Make an exact copy of the listing below.

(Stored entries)
start
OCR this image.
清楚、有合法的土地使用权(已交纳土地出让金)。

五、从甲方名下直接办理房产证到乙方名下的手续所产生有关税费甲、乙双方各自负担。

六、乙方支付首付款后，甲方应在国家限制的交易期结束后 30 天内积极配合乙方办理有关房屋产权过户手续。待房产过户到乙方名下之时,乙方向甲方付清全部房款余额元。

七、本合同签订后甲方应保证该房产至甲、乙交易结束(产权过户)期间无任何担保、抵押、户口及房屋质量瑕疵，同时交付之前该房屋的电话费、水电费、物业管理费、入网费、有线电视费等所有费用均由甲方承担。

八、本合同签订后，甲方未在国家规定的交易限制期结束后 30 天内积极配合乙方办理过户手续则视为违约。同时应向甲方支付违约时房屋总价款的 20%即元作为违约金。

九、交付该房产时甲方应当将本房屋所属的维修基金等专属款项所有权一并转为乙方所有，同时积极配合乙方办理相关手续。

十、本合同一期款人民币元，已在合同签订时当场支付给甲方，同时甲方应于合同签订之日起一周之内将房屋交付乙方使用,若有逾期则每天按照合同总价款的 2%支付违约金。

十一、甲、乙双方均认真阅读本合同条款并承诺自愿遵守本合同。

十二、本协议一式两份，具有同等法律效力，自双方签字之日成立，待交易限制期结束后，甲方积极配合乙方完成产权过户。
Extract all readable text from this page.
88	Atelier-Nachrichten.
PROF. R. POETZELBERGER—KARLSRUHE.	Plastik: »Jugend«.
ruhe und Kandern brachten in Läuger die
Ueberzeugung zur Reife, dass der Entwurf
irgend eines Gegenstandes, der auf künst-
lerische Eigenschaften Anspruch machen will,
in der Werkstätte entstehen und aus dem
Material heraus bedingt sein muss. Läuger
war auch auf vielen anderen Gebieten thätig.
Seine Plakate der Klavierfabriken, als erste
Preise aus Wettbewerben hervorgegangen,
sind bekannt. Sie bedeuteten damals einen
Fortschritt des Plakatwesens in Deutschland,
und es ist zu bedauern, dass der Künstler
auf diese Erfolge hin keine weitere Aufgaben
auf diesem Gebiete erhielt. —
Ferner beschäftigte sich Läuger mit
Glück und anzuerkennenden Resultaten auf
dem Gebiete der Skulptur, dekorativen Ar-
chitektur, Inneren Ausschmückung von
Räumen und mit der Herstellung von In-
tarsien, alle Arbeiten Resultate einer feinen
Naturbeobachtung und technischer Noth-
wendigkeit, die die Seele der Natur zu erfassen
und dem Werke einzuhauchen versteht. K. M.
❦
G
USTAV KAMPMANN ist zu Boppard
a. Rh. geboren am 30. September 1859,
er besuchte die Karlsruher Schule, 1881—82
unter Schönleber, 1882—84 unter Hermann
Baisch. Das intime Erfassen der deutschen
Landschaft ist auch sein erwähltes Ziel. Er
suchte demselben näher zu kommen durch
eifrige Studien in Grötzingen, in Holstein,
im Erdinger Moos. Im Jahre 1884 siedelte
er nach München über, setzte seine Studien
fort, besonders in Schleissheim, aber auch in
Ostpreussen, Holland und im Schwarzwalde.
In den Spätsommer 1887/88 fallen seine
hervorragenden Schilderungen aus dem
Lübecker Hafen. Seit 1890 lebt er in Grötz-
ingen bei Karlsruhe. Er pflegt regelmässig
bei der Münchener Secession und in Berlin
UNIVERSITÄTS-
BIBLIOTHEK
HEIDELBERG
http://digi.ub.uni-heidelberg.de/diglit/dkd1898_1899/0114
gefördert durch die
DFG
end
- TASK RESPONSE:
OCR this image.
清楚、有合法的土地使用权(已交纳土地出让金)。

五、从甲方名下直接办理房产证到乙方名下的手续所产生有关税费甲、乙双方各自负担。

六、乙方支付首付款后，甲方应在国家限制的交易期结束后 30 天内积极配合乙方办理有关房屋产权过户手续。待房产过户到乙方名下之时,乙方向甲方付清全部房款余额元。

七、本合同签订后甲方应保证该房产至甲、乙交易结束(产权过户)期间无任何担保、抵押、户口及房屋质量瑕疵，同时交付之前该房屋的电话费、水电费、物业管理费、入网费、有线电视费等所有费用均由甲方承担。

八、本合同签订后，甲方未在国家规定的交易限制期结束后 30 天内积极配合乙方办理过户手续则视为违约。同时应向甲方支付违约时房屋总价款的 20%即元作为违约金。

九、交付该房产时甲方应当将本房屋所属的维修基金等专属款项所有权一并转为乙方所有，同时积极配合乙方办理相关手续。

十、本合同一期款人民币元，已在合同签订时当场支付给甲方，同时甲方应于合同签订之日起一周之内将房屋交付乙方使用,若有逾期则每天按照合同总价款的 2%支付违约金。

十一、甲、乙双方均认真阅读本合同条款并承诺自愿遵守本合同。

十二、本协议一式两份，具有同等法律效力，自双方签字之日成立，待交易限制期结束后，甲方积极配合乙方完成产权过户。
Extract all readable text from this page.
88	Atelier-Nachrichten.
PROF. R. POETZELBERGER—KARLSRUHE.	Plastik: »Jugend«.
ruhe und Kandern brachten in Läuger die
Ueberzeugung zur Reife, dass der Entwurf
irgend eines Gegenstandes, der auf künst-
lerische Eigenschaften Anspruch machen will,
in der Werkstätte entstehen und aus dem
Material heraus bedingt sein muss. Läuger
war auch auf vielen anderen Gebieten thätig.
Seine Plakate der Klavierfabriken, als erste
Preise aus Wettbewerben hervorgegangen,
sind bekannt. Sie bedeuteten damals einen
Fortschritt des Plakatwesens in Deutschland,
und es ist zu bedauern, dass der Künstler
auf diese Erfolge hin keine weitere Aufgaben
auf diesem Gebiete erhielt. —
Ferner beschäftigte sich Läuger mit
Glück und anzuerkennenden Resultaten auf
dem Gebiete der Skulptur, dekorativen Ar-
chitektur, Inneren Ausschmückung von
Räumen und mit der Herstellung von In-
tarsien, alle Arbeiten Resultate einer feinen
Naturbeobachtung und technischer Noth-
wendigkeit, die die Seele der Natur zu erfassen
und dem Werke einzuhauchen versteht. K. M.
❦
G
USTAV KAMPMANN ist zu Boppard
a. Rh. geboren am 30. September 1859,
er besuchte die Karlsruher Schule, 1881—82
unter Schönleber, 1882—84 unter Hermann
Baisch. Das intime Erfassen der deutschen
Landschaft ist auch sein erwähltes Ziel. Er
suchte demselben näher zu kommen durch
eifrige Studien in Grötzingen, in Holstein,
im Erdinger Moos. Im Jahre 1884 siedelte
er nach München über, setzte seine Studien
fort, besonders in Schleissheim, aber auch in
Ostpreussen, Holland und im Schwarzwalde.
In den Spätsommer 1887/88 fallen seine
hervorragenden Schilderungen aus dem
Lübecker Hafen. Seit 1890 lebt er in Grötz-
ingen bei Karlsruhe. Er pflegt regelmässig
bei der Münchener Secession und in Berlin
UNIVERSITÄTS-
BIBLIOTHEK
HEIDELBERG
http://digi.ub.uni-heidelberg.de/diglit/dkd1898_1899/0114
gefördert durch die
DFG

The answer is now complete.